▶ **Written exercise**: Please filter the material below, copying out every line that contains the word "Backups".

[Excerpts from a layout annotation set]
---------------

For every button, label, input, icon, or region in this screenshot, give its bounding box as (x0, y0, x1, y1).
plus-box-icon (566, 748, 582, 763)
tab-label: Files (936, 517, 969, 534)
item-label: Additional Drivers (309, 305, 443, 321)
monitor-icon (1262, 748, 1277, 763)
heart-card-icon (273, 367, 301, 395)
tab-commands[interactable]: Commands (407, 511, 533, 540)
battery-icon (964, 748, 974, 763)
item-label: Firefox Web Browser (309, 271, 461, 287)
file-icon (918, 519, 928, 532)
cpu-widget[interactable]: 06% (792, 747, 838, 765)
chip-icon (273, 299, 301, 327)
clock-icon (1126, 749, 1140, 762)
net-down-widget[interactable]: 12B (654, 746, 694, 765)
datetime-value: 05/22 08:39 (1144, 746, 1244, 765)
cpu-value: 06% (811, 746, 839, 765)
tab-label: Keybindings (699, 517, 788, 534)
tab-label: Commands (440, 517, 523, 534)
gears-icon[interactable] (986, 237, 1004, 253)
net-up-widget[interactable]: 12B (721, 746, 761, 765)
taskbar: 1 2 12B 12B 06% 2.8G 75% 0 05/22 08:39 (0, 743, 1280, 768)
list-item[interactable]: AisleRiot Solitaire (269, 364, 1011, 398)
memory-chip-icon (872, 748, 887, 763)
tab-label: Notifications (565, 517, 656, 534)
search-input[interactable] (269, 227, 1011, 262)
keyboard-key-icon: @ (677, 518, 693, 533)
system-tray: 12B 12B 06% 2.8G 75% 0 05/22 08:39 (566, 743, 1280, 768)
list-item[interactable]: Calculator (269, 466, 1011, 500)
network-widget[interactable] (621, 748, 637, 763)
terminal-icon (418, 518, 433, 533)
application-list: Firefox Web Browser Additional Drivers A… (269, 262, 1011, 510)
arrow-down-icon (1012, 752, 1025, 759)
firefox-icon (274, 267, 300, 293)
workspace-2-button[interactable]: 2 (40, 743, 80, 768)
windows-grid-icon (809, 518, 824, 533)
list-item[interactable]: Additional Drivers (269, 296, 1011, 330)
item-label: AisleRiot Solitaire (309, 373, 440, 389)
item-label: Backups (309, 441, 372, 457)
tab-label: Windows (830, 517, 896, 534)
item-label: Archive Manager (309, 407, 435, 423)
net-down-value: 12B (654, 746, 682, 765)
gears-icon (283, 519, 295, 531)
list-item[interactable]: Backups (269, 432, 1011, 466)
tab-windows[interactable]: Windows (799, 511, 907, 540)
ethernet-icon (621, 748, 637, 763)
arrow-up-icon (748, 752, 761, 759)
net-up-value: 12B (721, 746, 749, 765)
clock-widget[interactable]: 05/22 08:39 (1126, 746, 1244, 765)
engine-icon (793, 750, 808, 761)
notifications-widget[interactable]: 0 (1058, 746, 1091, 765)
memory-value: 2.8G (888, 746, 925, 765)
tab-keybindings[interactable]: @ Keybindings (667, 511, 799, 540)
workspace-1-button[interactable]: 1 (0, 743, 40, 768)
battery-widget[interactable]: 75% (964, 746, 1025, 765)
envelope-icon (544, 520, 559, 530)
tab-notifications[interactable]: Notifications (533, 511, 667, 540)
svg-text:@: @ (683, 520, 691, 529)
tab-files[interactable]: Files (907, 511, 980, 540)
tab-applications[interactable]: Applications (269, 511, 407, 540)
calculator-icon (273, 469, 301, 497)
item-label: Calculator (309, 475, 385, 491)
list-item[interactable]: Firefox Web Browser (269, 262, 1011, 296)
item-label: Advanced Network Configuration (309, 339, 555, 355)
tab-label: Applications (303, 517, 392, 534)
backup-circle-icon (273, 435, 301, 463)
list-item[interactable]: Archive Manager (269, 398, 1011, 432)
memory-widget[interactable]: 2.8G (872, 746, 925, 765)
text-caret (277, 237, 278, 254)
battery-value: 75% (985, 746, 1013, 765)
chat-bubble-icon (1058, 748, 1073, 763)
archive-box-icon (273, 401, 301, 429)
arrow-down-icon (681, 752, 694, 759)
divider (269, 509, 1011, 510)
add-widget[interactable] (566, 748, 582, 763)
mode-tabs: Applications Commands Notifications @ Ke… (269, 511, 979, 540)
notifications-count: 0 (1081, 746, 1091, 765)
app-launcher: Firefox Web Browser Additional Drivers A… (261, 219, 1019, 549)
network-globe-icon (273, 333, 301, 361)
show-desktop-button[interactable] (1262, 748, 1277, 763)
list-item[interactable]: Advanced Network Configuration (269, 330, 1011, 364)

---------------

▶ **Task solution**:
item-label: Backups (309, 441, 372, 457)
list-item[interactable]: Backups (269, 432, 1011, 466)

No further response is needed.